(Saved data entries)
┏━━

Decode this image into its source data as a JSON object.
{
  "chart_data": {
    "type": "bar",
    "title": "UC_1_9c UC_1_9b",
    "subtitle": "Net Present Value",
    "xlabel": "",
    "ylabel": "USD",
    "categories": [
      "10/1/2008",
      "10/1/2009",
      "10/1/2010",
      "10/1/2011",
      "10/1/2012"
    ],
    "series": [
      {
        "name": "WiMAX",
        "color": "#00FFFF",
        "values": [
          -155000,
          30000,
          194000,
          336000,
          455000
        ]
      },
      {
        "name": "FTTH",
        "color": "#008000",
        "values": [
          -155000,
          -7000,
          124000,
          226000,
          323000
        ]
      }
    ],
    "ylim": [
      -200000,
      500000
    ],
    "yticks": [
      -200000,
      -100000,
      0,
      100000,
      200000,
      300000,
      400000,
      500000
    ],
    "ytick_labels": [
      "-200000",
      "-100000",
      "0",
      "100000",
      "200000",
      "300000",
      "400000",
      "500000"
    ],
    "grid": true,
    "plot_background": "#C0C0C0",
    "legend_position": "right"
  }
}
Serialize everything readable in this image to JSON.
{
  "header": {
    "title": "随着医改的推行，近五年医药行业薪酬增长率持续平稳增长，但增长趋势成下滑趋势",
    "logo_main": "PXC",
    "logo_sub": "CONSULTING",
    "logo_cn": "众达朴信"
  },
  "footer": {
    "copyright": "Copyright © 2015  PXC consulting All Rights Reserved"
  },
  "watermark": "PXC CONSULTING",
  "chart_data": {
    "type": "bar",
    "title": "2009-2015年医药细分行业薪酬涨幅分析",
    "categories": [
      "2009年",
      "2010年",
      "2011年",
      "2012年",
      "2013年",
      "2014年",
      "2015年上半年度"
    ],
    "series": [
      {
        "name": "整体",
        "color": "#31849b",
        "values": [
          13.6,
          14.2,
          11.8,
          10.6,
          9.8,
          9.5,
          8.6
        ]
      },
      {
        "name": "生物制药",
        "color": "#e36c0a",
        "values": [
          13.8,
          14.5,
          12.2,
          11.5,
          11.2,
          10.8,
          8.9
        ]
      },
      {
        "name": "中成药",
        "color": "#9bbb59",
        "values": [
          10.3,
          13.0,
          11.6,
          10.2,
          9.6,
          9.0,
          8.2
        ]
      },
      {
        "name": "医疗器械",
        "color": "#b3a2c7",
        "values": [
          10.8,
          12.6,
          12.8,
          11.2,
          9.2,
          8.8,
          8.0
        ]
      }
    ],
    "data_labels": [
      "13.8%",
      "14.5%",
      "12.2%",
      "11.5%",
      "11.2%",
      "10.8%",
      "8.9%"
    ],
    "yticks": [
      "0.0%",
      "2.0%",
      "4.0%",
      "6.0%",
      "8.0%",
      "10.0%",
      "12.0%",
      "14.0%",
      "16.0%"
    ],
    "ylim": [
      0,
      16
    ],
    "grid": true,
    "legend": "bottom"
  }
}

┗━━

* _Exercise prompt_: Take the lines above and print them exactly.

* _Task solution_:
Decode this image into its source data as a JSON object.
{
  "chart_data": {
    "type": "bar",
    "title": "UC_1_9c UC_1_9b",
    "subtitle": "Net Present Value",
    "xlabel": "",
    "ylabel": "USD",
    "categories": [
      "10/1/2008",
      "10/1/2009",
      "10/1/2010",
      "10/1/2011",
      "10/1/2012"
    ],
    "series": [
      {
        "name": "WiMAX",
        "color": "#00FFFF",
        "values": [
          -155000,
          30000,
          194000,
          336000,
          455000
        ]
      },
      {
        "name": "FTTH",
        "color": "#008000",
        "values": [
          -155000,
          -7000,
          124000,
          226000,
          323000
        ]
      }
    ],
    "ylim": [
      -200000,
      500000
    ],
    "yticks": [
      -200000,
      -100000,
      0,
      100000,
      200000,
      300000,
      400000,
      500000
    ],
    "ytick_labels": [
      "-200000",
      "-100000",
      "0",
      "100000",
      "200000",
      "300000",
      "400000",
      "500000"
    ],
    "grid": true,
    "plot_background": "#C0C0C0",
    "legend_position": "right"
  }
}
Serialize everything readable in this image to JSON.
{
  "header": {
    "title": "随着医改的推行，近五年医药行业薪酬增长率持续平稳增长，但增长趋势成下滑趋势",
    "logo_main": "PXC",
    "logo_sub": "CONSULTING",
    "logo_cn": "众达朴信"
  },
  "footer": {
    "copyright": "Copyright © 2015  PXC consulting All Rights Reserved"
  },
  "watermark": "PXC CONSULTING",
  "chart_data": {
    "type": "bar",
    "title": "2009-2015年医药细分行业薪酬涨幅分析",
    "categories": [
      "2009年",
      "2010年",
      "2011年",
      "2012年",
      "2013年",
      "2014年",
      "2015年上半年度"
    ],
    "series": [
      {
        "name": "整体",
        "color": "#31849b",
        "values": [
          13.6,
          14.2,
          11.8,
          10.6,
          9.8,
          9.5,
          8.6
        ]
      },
      {
        "name": "生物制药",
        "color": "#e36c0a",
        "values": [
          13.8,
          14.5,
          12.2,
          11.5,
          11.2,
          10.8,
          8.9
        ]
      },
      {
        "name": "中成药",
        "color": "#9bbb59",
        "values": [
          10.3,
          13.0,
          11.6,
          10.2,
          9.6,
          9.0,
          8.2
        ]
      },
      {
        "name": "医疗器械",
        "color": "#b3a2c7",
        "values": [
          10.8,
          12.6,
          12.8,
          11.2,
          9.2,
          8.8,
          8.0
        ]
      }
    ],
    "data_labels": [
      "13.8%",
      "14.5%",
      "12.2%",
      "11.5%",
      "11.2%",
      "10.8%",
      "8.9%"
    ],
    "yticks": [
      "0.0%",
      "2.0%",
      "4.0%",
      "6.0%",
      "8.0%",
      "10.0%",
      "12.0%",
      "14.0%",
      "16.0%"
    ],
    "ylim": [
      0,
      16
    ],
    "grid": true,
    "legend": "bottom"
  }
}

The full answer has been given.